__Directive a__: Convert the rows below into a numbered list with no blank lines, starting with the row that contains "- note-digit: 5: [122, 496, 141, 522]" and going on through the row that contains "- note-digit: 6: [257, 496, 276, 522]".

__Text section__:

Chances are that you, like me, were never taught much about human growth. Here’s a crash course to speed you on your way.
Growth is a matter of needs
Consider a seed. Inside the seed is a blueprint for a fully developed plant. The seed wants to take that blueprint and build, but before it can it must get what it needs.
What the seed needs is water and warmth. Then it can sprout. As a sprout it has more needs: sunlight and nutrients like nitrogen and phosphorous. Then it can become a more mature plant. And if any of those needs go missing? Its growth will be stopped or stunted. It will not self-actualize.
Human life is similar. We grow when we get what we need.
What does a human need? We need water, warmth, air, and nutrients (way more nutrients than a plant needs). Call those physiological needs. But humans have psychological needs too. We need love and confidence and self worth. We need challenge and failure and success. We need companionship and solitude. We need meaning and purpose and, some would say, a connection with the numinous — what we might call the spiritual needs.
And if any of those turn out to be missing? Not enough Omega-3’s in the diet of the body, not enough affirmation in the diet of the mind? We will fail to grow.
At any point in time we are either growing or failing to grow.
Growth is the point of life
Once you realize that humans (can) grow a funny thing happens. The point of life, once a grand confounding mystery, becomes quite obvious. The point of human life is human growth.
Knowing this can prevent an existential malaise; all that wondering what is the point of life and what is our duty, if anything.
Growth is not selfish
Sometimes when I talk about human growth people say it sounds selfish. “So you’re going to go through life looking out for number one, eh?”
When people are accused of selfishness at a crossroads of growth they often choose wrongly. They stay in relationships they should leave. They stay in jobs they should quit.

__Directive b__: In the text on human growth, what two things does a seed need before it can sprout?

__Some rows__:
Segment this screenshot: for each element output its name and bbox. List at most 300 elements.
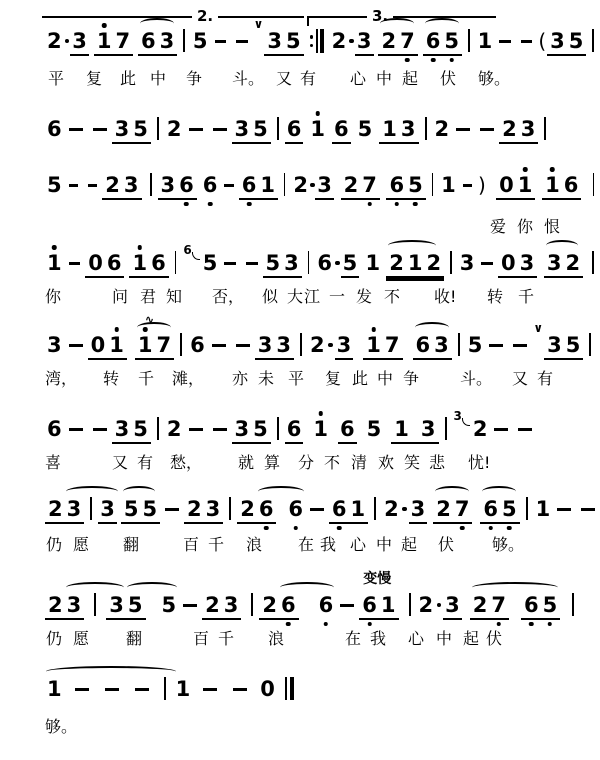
- note-digit: 5: [122, 496, 141, 522]
- note-digit: 7: [491, 593, 506, 617]
- barline: [251, 593, 253, 616]
- lyric-syllable: 清: [351, 453, 368, 472]
- barline: [94, 593, 96, 616]
- dash-note: [69, 344, 83, 347]
- barline: [526, 497, 528, 520]
- note-digit: 2: [387, 250, 406, 276]
- lyric-syllable: 湾，: [45, 369, 78, 388]
- note-group: [391, 416, 438, 444]
- note-digit: 1: [441, 173, 456, 197]
- note-digit: 2: [293, 173, 308, 197]
- barline: [432, 173, 433, 196]
- note-digit: 1: [109, 333, 124, 357]
- barline: [284, 173, 285, 196]
- note-digit: 2: [240, 497, 255, 521]
- note-digit: 1: [313, 417, 328, 441]
- lyric-syllable: 你: [45, 287, 62, 306]
- lyric-syllable: 分: [298, 453, 315, 472]
- dash-note: [456, 128, 470, 131]
- note-digit: 6: [106, 251, 122, 275]
- lyric-syllable: 不: [384, 287, 401, 306]
- lyric-syllable: 恨: [544, 217, 561, 236]
- note-digit: 3: [257, 333, 273, 357]
- note-group: [480, 496, 519, 524]
- lyric-syllable: 斗。: [460, 369, 493, 388]
- dash-note: [481, 262, 493, 265]
- note-digit: 2: [205, 593, 220, 617]
- note-digit: 6: [414, 332, 433, 358]
- dash-note: [183, 604, 197, 607]
- dot-shape: [335, 261, 340, 266]
- note-group: [135, 313, 174, 360]
- left-paren: (: [538, 29, 547, 53]
- dash-note: [224, 184, 233, 187]
- lyric-syllable: 忧!: [468, 453, 491, 472]
- note-digit: 2: [47, 29, 62, 53]
- note-digit: 5: [133, 417, 148, 441]
- note-digit: 3: [160, 173, 176, 197]
- lyric-syllable: 千: [208, 535, 225, 554]
- lyric-syllable: 起: [402, 69, 419, 88]
- lyric-syllable: 愿: [73, 535, 90, 554]
- lyric-syllable: 心: [350, 535, 367, 554]
- note-digit: 6: [257, 496, 276, 522]
- barline: [90, 497, 92, 520]
- dash-note: [236, 40, 248, 43]
- note-digit: 3: [114, 117, 130, 141]
- barline: [150, 173, 151, 196]
- dot-shape: [402, 507, 407, 512]
- barline: [450, 251, 452, 274]
- note-digit: 3: [545, 250, 564, 276]
- lyric-syllable: 转: [103, 369, 120, 388]
- lyric-syllable: 够。: [45, 717, 78, 736]
- note-digit: 2: [310, 333, 325, 357]
- lyric-syllable: 心: [350, 69, 367, 88]
- note-digit: 3: [223, 593, 239, 617]
- lyric-syllable: 又: [512, 369, 529, 388]
- note-group: [94, 28, 133, 56]
- note-digit: 5: [161, 593, 177, 617]
- note-digit: 2: [166, 117, 182, 141]
- dash-note: [189, 128, 203, 131]
- note-digit: 2: [48, 497, 63, 521]
- barline: [277, 417, 279, 440]
- notation-line-7: [45, 496, 600, 526]
- dash-note: [93, 128, 107, 131]
- spacer: [462, 592, 470, 593]
- note-digit: 1: [310, 117, 325, 141]
- dash-note: [513, 344, 527, 347]
- note-group: [264, 28, 303, 56]
- dot-shape: [349, 39, 354, 44]
- note-group: [329, 496, 368, 524]
- lyric-syllable: 未: [258, 369, 275, 388]
- repeat-dot: [310, 44, 314, 48]
- note-digit: 1: [535, 497, 551, 521]
- note-digit: 5: [357, 117, 373, 141]
- dash-note: [480, 128, 494, 131]
- notation-systems: [0, 17, 600, 740]
- note-digit: 1: [477, 29, 493, 53]
- spacer: [357, 416, 365, 417]
- note-digit: 6: [338, 416, 357, 444]
- note-digit: 2: [418, 593, 434, 617]
- lyric-syllable: 有: [137, 453, 154, 472]
- note-digit: 1: [96, 29, 112, 53]
- dash-note: [75, 688, 89, 691]
- note-digit: 3: [409, 496, 428, 524]
- note-digit: 6: [424, 28, 443, 54]
- lyric-syllable: 大: [287, 287, 304, 306]
- dotted-note-dot: [327, 332, 335, 358]
- note-digit: 5: [565, 333, 581, 357]
- spacer: [403, 332, 413, 333]
- grace-curve-icon: [462, 418, 470, 426]
- barline: [157, 417, 159, 440]
- note-digit: 3: [547, 333, 562, 357]
- lyric-syllable: 复: [325, 369, 342, 388]
- note-group: [138, 28, 177, 56]
- note-digit: 1: [365, 251, 381, 275]
- dash-note: [69, 184, 78, 187]
- note-digit: 6: [285, 116, 304, 144]
- note-group: [255, 332, 294, 360]
- note-digit: 2: [262, 593, 277, 617]
- lyric-syllable: 千: [218, 629, 235, 648]
- note-digit: 3: [355, 28, 374, 56]
- barline: [445, 417, 447, 440]
- note-digit: 3: [520, 117, 536, 141]
- spacer: [537, 250, 544, 251]
- note-digit: 7: [400, 29, 415, 53]
- dot-shape: [310, 183, 315, 188]
- barline: [592, 251, 594, 274]
- spacer: [241, 592, 245, 593]
- note-digit: 3: [47, 333, 62, 357]
- lyric-syllable: 起: [401, 535, 418, 554]
- note-group: [88, 332, 127, 360]
- spacer: [383, 416, 391, 417]
- note-digit: 6: [202, 173, 218, 197]
- note-digit: 0: [88, 251, 103, 275]
- notation-line-4: [45, 243, 600, 280]
- lyric-line-4: [0, 284, 600, 310]
- note-digit: 1: [366, 333, 381, 357]
- note-digit: 5: [286, 29, 301, 53]
- spacer: [334, 172, 341, 173]
- notation-line-6: [45, 409, 600, 446]
- breath-mark-icon: ∨: [253, 17, 264, 31]
- note-digit: 2: [48, 593, 63, 617]
- lyric-syllable: 愿: [73, 629, 90, 648]
- note-digit: 5: [366, 417, 382, 441]
- note-digit: 3: [276, 333, 291, 357]
- final-barline: [285, 677, 294, 700]
- dotted-note-dot: [348, 28, 355, 54]
- note-digit: 2: [565, 251, 581, 275]
- dash-note: [203, 688, 217, 691]
- dash-note: [310, 508, 324, 511]
- dash-note: [489, 344, 503, 347]
- lyric-syllable: 复: [86, 69, 103, 88]
- lyric-syllable: 在: [345, 629, 362, 648]
- barline: [409, 593, 411, 616]
- note-group: [386, 172, 425, 200]
- note-digit: 3: [205, 497, 221, 521]
- barline: [164, 677, 166, 700]
- lyric-syllable: 翻: [126, 629, 143, 648]
- note-digit: 7: [156, 333, 172, 357]
- note-digit: 6: [279, 592, 298, 618]
- note-digit: 0: [260, 677, 275, 701]
- note-digit: 1 ∿: [136, 332, 155, 358]
- note-digit: 1: [175, 677, 191, 701]
- note-digit: 5: [502, 497, 517, 521]
- notation-line-3: [45, 172, 600, 202]
- note-digit: 6: [389, 173, 405, 197]
- spacer: [127, 332, 135, 333]
- note-digit: 2: [426, 251, 442, 275]
- note-digit: 6: [179, 173, 194, 197]
- note-group: [239, 172, 278, 200]
- dash-note: [213, 128, 227, 131]
- lyric-syllable: 转: [487, 287, 504, 306]
- lyric-syllable: 不: [324, 453, 341, 472]
- lyric-syllable: 有: [537, 369, 554, 388]
- lyric-line-7: [0, 532, 600, 558]
- lyric-syllable: 在: [298, 535, 315, 554]
- lyric-syllable: 此: [120, 69, 137, 88]
- dash-note: [224, 262, 236, 265]
- lyric-syllable: 滩，: [172, 369, 205, 388]
- note-digit: 6: [47, 117, 62, 141]
- dash-note: [518, 428, 532, 431]
- note-digit: 7: [384, 333, 400, 357]
- note-digit: 5: [253, 117, 268, 141]
- note-digit: 0: [499, 173, 514, 197]
- lyric-syllable: 斗。: [232, 69, 265, 88]
- note-digit: 5: [568, 29, 584, 53]
- lyric-line-8: [0, 626, 600, 652]
- lyric-syllable: 君: [140, 287, 157, 306]
- dash-note: [135, 688, 149, 691]
- note-group: [433, 496, 472, 524]
- lyric-syllable: 我: [370, 629, 387, 648]
- dash-note: [581, 508, 595, 511]
- spacer: [330, 416, 338, 417]
- lyric-syllable: 中: [377, 369, 394, 388]
- note-digit: 3: [459, 251, 475, 275]
- note-digit: 5: [133, 117, 148, 141]
- lyric-syllable: 平: [48, 69, 65, 88]
- note-digit: 3: [315, 172, 334, 200]
- note-digit: 6: [362, 593, 377, 617]
- note-digit: 5: [126, 592, 145, 618]
- note-digit: 3: [98, 496, 117, 524]
- lyric-syllable: 翻: [123, 535, 140, 554]
- barline: [544, 117, 546, 140]
- grace-note-digit: 6: [183, 243, 192, 257]
- spacer: [303, 416, 311, 417]
- grace-note-digit: 3: [453, 409, 462, 423]
- note-digit: 5: [202, 251, 218, 275]
- note-digit: 5: [265, 251, 281, 275]
- lyric-syllable: 仍: [46, 629, 63, 648]
- note-digit: 5: [253, 417, 268, 441]
- note-digit: 2: [343, 173, 359, 197]
- note-digit: 2: [331, 29, 347, 53]
- note-digit: 2: [384, 497, 399, 521]
- note-digit: 6: [47, 417, 62, 441]
- lyric-syllable: 问: [112, 287, 129, 306]
- spacer: [411, 429, 419, 430]
- lyric-syllable: 起: [463, 629, 480, 648]
- note-digit: 2: [471, 592, 490, 618]
- note-digit: 3: [267, 29, 283, 53]
- note-digit: 6: [139, 28, 158, 54]
- note-group: [547, 28, 586, 56]
- barline: [229, 497, 231, 520]
- barline: [308, 251, 310, 274]
- spacer: [487, 172, 496, 173]
- lyric-syllable: 一: [329, 287, 346, 306]
- repeat-dots: [310, 35, 314, 47]
- barline: [277, 117, 279, 140]
- dash-note: [521, 40, 533, 43]
- dash-note: [212, 344, 226, 347]
- dotted-note-dot: [401, 496, 409, 522]
- dash-note: [340, 604, 354, 607]
- note-digit: 3: [159, 29, 175, 53]
- lyric-syllable: 争: [403, 369, 420, 388]
- dot-shape: [65, 39, 70, 44]
- note-digit: 3: [70, 28, 89, 56]
- note-digit: 6: [288, 497, 303, 521]
- note-digit: 1: [260, 173, 275, 197]
- lyric-syllable: 亦: [232, 369, 249, 388]
- note-digit: 6: [481, 496, 500, 522]
- note-digit: 6: [285, 416, 304, 444]
- note-digit: 5: [341, 250, 360, 278]
- note-digit: 3: [284, 251, 299, 275]
- note-group: [542, 172, 581, 200]
- thick-barline: [320, 29, 324, 53]
- note-digit: 6: [190, 333, 205, 357]
- barline: [592, 29, 594, 52]
- lyric-syllable: 喜: [45, 453, 62, 472]
- notation-line-8: [45, 571, 600, 622]
- note-group: [413, 332, 452, 360]
- dash-note: [69, 262, 81, 265]
- lyric-line-9: [0, 714, 600, 740]
- lyric-syllable: 够。: [492, 535, 525, 554]
- dash-note: [463, 184, 472, 187]
- dash-note: [105, 688, 119, 691]
- dash-note: [215, 40, 227, 43]
- note-digit: 6: [563, 173, 579, 197]
- note-group: [423, 28, 462, 56]
- volta-label-2: 2.: [192, 7, 218, 25]
- lyric-line-1: [0, 66, 600, 92]
- note-group: [470, 592, 509, 620]
- note-digit: 5: [542, 593, 558, 617]
- lyric-syllable: 有: [300, 69, 317, 88]
- dash-note: [236, 344, 250, 347]
- note-digit: 6: [151, 251, 166, 275]
- lyric-syllable: 争: [186, 69, 203, 88]
- dash-note: [165, 508, 179, 511]
- barline: [458, 333, 460, 356]
- note-digit: 2: [166, 417, 182, 441]
- spacer: [222, 676, 228, 677]
- dash-note: [246, 262, 258, 265]
- lyric-syllable: 够。: [478, 69, 511, 88]
- lyric-syllable: 浪: [268, 629, 285, 648]
- lyric-syllable: 爱: [490, 217, 507, 236]
- end-repeat-sign: [310, 28, 324, 54]
- note-group: [499, 116, 538, 144]
- lyric-syllable: 伏: [438, 535, 455, 554]
- lyric-syllable: 我: [320, 535, 337, 554]
- lyric-syllable: 收!: [434, 287, 457, 306]
- dash-note: [189, 428, 203, 431]
- note-digit: 1: [394, 417, 409, 441]
- note-digit: 0: [90, 333, 106, 357]
- repeat-dot: [310, 35, 314, 39]
- dotted-note-dot: [435, 592, 443, 618]
- lyric-syllable: 中: [150, 69, 167, 88]
- notation-line-9: [45, 676, 600, 706]
- lyric-line-6: [0, 450, 600, 476]
- lyric-syllable: 欢: [378, 453, 395, 472]
- note-digit: 3: [109, 593, 124, 617]
- barline: [374, 497, 376, 520]
- note-group: [379, 116, 418, 144]
- note-group: [496, 172, 535, 200]
- note-group: [45, 496, 84, 524]
- dash-note: [69, 128, 83, 131]
- lyric-syllable: 百: [183, 535, 200, 554]
- dash-note: [93, 428, 107, 431]
- note-group: [498, 250, 537, 278]
- note-group: [341, 172, 380, 200]
- note-digit: 2: [502, 117, 517, 141]
- spacer: [380, 172, 387, 173]
- barline: [180, 333, 182, 356]
- lyric-syllable: 又: [112, 453, 129, 472]
- barline: [157, 117, 159, 140]
- barline: [425, 117, 427, 140]
- notation-line-1: [45, 17, 600, 58]
- note-group: [521, 592, 560, 620]
- notation-line-2: [45, 116, 600, 146]
- barline: [589, 333, 591, 356]
- note-digit: 2: [379, 28, 398, 54]
- note-group: [102, 172, 141, 200]
- barline: [572, 593, 574, 616]
- barline: [175, 251, 177, 274]
- lyric-syllable: 平: [288, 369, 305, 388]
- note-digit: 6: [241, 173, 257, 197]
- note-digit: 3: [234, 417, 250, 441]
- lyric-syllable: 中: [376, 535, 393, 554]
- note-digit: 1: [517, 173, 533, 197]
- note-digit: 5: [47, 173, 62, 197]
- note-digit: 2: [434, 117, 450, 141]
- tempo-label: 变慢: [363, 571, 392, 587]
- lyric-syllable: 似: [262, 287, 279, 306]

__Task result a__:
1. - note-digit: 5: [122, 496, 141, 522]
2. - note-digit: 7: [491, 593, 506, 617]
3. - barline: [251, 593, 253, 616]
4. - lyric-syllable: 清: [351, 453, 368, 472]
5. - barline: [94, 593, 96, 616]
6. - dash-note: [69, 344, 83, 347]
7. - barline: [526, 497, 528, 520]
8. - note-digit: 2: [387, 250, 406, 276]
9. - lyric-syllable: 湾，: [45, 369, 78, 388]
10. - note-group: [391, 416, 438, 444]
11. - note-digit: 1: [441, 173, 456, 197]
12. - note-digit: 2: [293, 173, 308, 197]
13. - barline: [432, 173, 433, 196]
14. - note-digit: 1: [109, 333, 124, 357]
15. - barline: [284, 173, 285, 196]
16. - note-digit: 2: [240, 497, 255, 521]
17. - note-digit: 1: [313, 417, 328, 441]
18. - lyric-syllable: 你: [45, 287, 62, 306]
19. - lyric-syllable: 分: [298, 453, 315, 472]
20. - dash-note: [456, 128, 470, 131]
21. - note-digit: 6: [106, 251, 122, 275]
22. - lyric-syllable: 不: [384, 287, 401, 306]
23. - lyric-syllable: 恨: [544, 217, 561, 236]
24. - note-digit: 3: [257, 333, 273, 357]
25. - note-group: [480, 496, 519, 524]
26. - lyric-syllable: 斗。: [460, 369, 493, 388]
27. - dash-note: [481, 262, 493, 265]
28. - note-digit: 2: [205, 593, 220, 617]
29. - note-digit: 6: [414, 332, 433, 358]
30. - dash-note: [183, 604, 197, 607]
31. - dot-shape: [335, 261, 340, 266]
32. - note-group: [135, 313, 174, 360]
33. - left-paren: (: [538, 29, 547, 53]
34. - dash-note: [224, 184, 233, 187]
35. - lyric-syllable: 忧!: [468, 453, 491, 472]
36. - note-digit: 2: [47, 29, 62, 53]
37. - note-digit: 5: [133, 417, 148, 441]
38. - note-digit: 3: [160, 173, 176, 197]
39. - lyric-syllable: 千: [208, 535, 225, 554]
40. - lyric-syllable: 起: [402, 69, 419, 88]
41. - lyric-syllable: 愿: [73, 535, 90, 554]
42. - lyric-syllable: 心: [350, 535, 367, 554]
43. - note-digit: 6: [257, 496, 276, 522]

__Task result b__: Water and warmth.